• [Consigne 1]:
Recopiez intégralement, sans la moindre modification, le texte ci-dessous sur les adaptations traditionnelles.

Extérieurement, si les moyens mis en œuvre, « dans lesquels il faut naturellement comprendre, que ce soit à titre principal ou simplement accessoire, les rites de tout genre, paraissent […] revêtir un certain caractère de « nouveauté » par rapport à ceux qui les ont précédés, c’est qu’il n’y avait pas lieu de les envisager dans les époques antérieures, si ce n’est peut-être à titre de pures possibilités, puisque les hommes n’en avaient alors aucun besoin et qu’ils disposaient d’autres moyens qui convenaient mieux à leur nature »20 . Ces adaptations, doctrinales ou rituelles, contrairement à ce que profèrent certains pseudo-réformateurs partisans d’une « simplification » ou « vulgarisation » dont nous avons rappelé l’incompatibilité foncière des positions avec la doctrine traditionnelle21 , « ne constitue[nt] pas davantage une « apparition » spontanée ou une « innovation» quelconque, puisque, dans ce cas également, il ne peut jamais s’agir réellement que d’une application des principes, donc de quelque chose qui avait en ceux-ci une préexistence au moins implicite, et qu’il était toujours possible, par conséquent, de rendre explicite à n’importe quel moment, à supposer qu’il y ait eu quelque raison de le faire ; mais, précisément, cette raison ne se trouve en fait que dans les circonstances contingentes qui conditionnent une époque déterminée. »22 . Ces courants auxquels nous faisons allusions considèrent ainsi abusivement la plupart des adaptations traditionnelles comme étant, en elles-mêmes, des dégénérescences. On constate par ailleurs que ce point de vue, signe d’un esprit contaminé par la mentalité moderne et anti-traditionnelle, est largement répandu, y compris dans certains milieux initiatiques, en Occident en particulier, où les critères de la régularité traditionnelle ne sont plus connus, ou que de manière très partielle, et apparaissent de plus en plus comme l’apanage d’une minorité23 .

• [Consigne 2]:
Relevez dans la liste ci-dessous toutes les lignes où figure la chaîne « audience ».

• [Données de l'exercice]:
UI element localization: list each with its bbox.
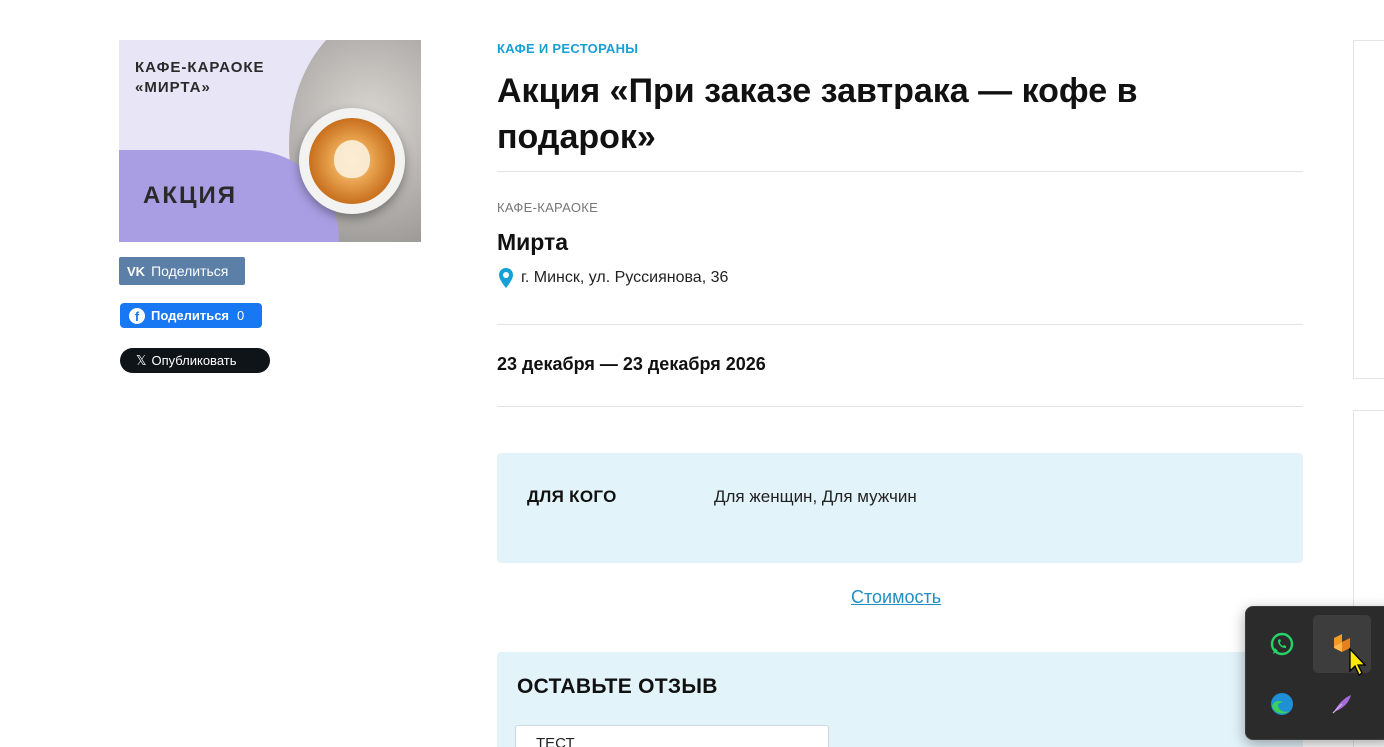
place-address: г. Минск, ул. Руссиянова, 36 [497,267,728,289]
audience-value: Для женщин, Для мужчин [714,487,917,506]
event-dates: 23 декабря — 23 декабря 2026 [497,354,766,374]
tray-item-feather[interactable] [1313,675,1371,733]
divider [497,324,1303,325]
tray-item-whatsapp[interactable] [1253,615,1311,673]
x-icon: 𝕏 [136,352,147,368]
facebook-share-button[interactable]: f Поделиться 0 [120,303,262,328]
divider [497,171,1303,172]
vk-icon: VK [127,263,146,279]
vk-share-button[interactable]: VK Поделиться [119,257,245,285]
location-pin-icon [499,268,513,288]
x-post-button[interactable]: 𝕏 Опубликовать [120,348,270,373]
promo-image: КАФЕ-КАРАОКЕ «МИРТА» АКЦИЯ [119,40,421,242]
facebook-share-count: 0 [237,308,245,323]
review-form: ОСТАВЬТЕ ОТЗЫВ ТЕСТ [497,652,1303,747]
audience-label: ДЛЯ КОГО [527,487,617,506]
whatsapp-icon [1270,632,1294,656]
sidebar-card [1353,40,1384,379]
place-name[interactable]: Мирта [497,229,568,256]
mouse-cursor-icon [1349,647,1367,676]
facebook-share-label: Поделиться [151,308,230,323]
vk-share-label: Поделиться [151,263,229,279]
tray-item-edge[interactable] [1253,675,1311,733]
place-type: КАФЕ-КАРАОКЕ [497,200,599,215]
cost-link[interactable]: Стоимость [851,587,941,608]
review-name-input[interactable]: ТЕСТ [515,725,829,747]
divider [497,406,1303,407]
event-category[interactable]: КАФЕ И РЕСТОРАНЫ [497,41,638,56]
latte-art [334,140,370,178]
promo-caption-line1: КАФЕ-КАРАОКЕ [135,59,265,76]
review-title: ОСТАВЬТЕ ОТЗЫВ [517,675,718,698]
promo-badge: АКЦИЯ [143,182,238,209]
facebook-icon: f [129,307,145,324]
x-post-label: Опубликовать [151,353,237,368]
edge-icon [1271,693,1293,715]
promo-caption-line2: «МИРТА» [135,79,211,96]
address-text: г. Минск, ул. Руссиянова, 36 [521,269,729,286]
feather-icon [1332,695,1351,714]
audience-box: ДЛЯ КОГО Для женщин, Для мужчин [497,453,1303,563]
promo-venue-caption: КАФЕ-КАРАОКЕ «МИРТА» [135,58,265,98]
page-title: Акция «При заказе завтрака — кофе в пода… [497,72,1138,156]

• [Réponse attendue 1]:
Extérieurement, si les moyens mis en œuvre, « dans lesquels il faut naturellement comprendre, que ce soit à titre principal ou simplement accessoire, les rites de tout genre, paraissent […] revêtir un certain caractère de « nouveauté » par rapport à ceux qui les ont précédés, c’est qu’il n’y avait pas lieu de les envisager dans les époques antérieures, si ce n’est peut-être à titre de pures possibilités, puisque les hommes n’en avaient alors aucun besoin et qu’ils disposaient d’autres moyens qui convenaient mieux à leur nature »20 . Ces adaptations, doctrinales ou rituelles, contrairement à ce que profèrent certains pseudo-réformateurs partisans d’une « simplification » ou « vulgarisation » dont nous avons rappelé l’incompatibilité foncière des positions avec la doctrine traditionnelle21 , « ne constitue[nt] pas davantage une « apparition » spontanée ou une « innovation» quelconque, puisque, dans ce cas également, il ne peut jamais s’agir réellement que d’une application des principes, donc de quelque chose qui avait en ceux-ci une préexistence au moins implicite, et qu’il était toujours possible, par conséquent, de rendre explicite à n’importe quel moment, à supposer qu’il y ait eu quelque raison de le faire ; mais, précisément, cette raison ne se trouve en fait que dans les circonstances contingentes qui conditionnent une époque déterminée. »22 . Ces courants auxquels nous faisons allusions considèrent ainsi abusivement la plupart des adaptations traditionnelles comme étant, en elles-mêmes, des dégénérescences. On constate par ailleurs que ce point de vue, signe d’un esprit contaminé par la mentalité moderne et anti-traditionnelle, est largement répandu, y compris dans certains milieux initiatiques, en Occident en particulier, où les critères de la régularité traditionnelle ne sont plus connus, ou que de manière très partielle, et apparaissent de plus en plus comme l’apanage d’une minorité23 .

• [Réponse attendue 2]:
audience-value: Для женщин, Для мужчин [714,487,917,506]
audience-label: ДЛЯ КОГО [527,487,617,506]
audience-box: ДЛЯ КОГО Для женщин, Для мужчин [497,453,1303,563]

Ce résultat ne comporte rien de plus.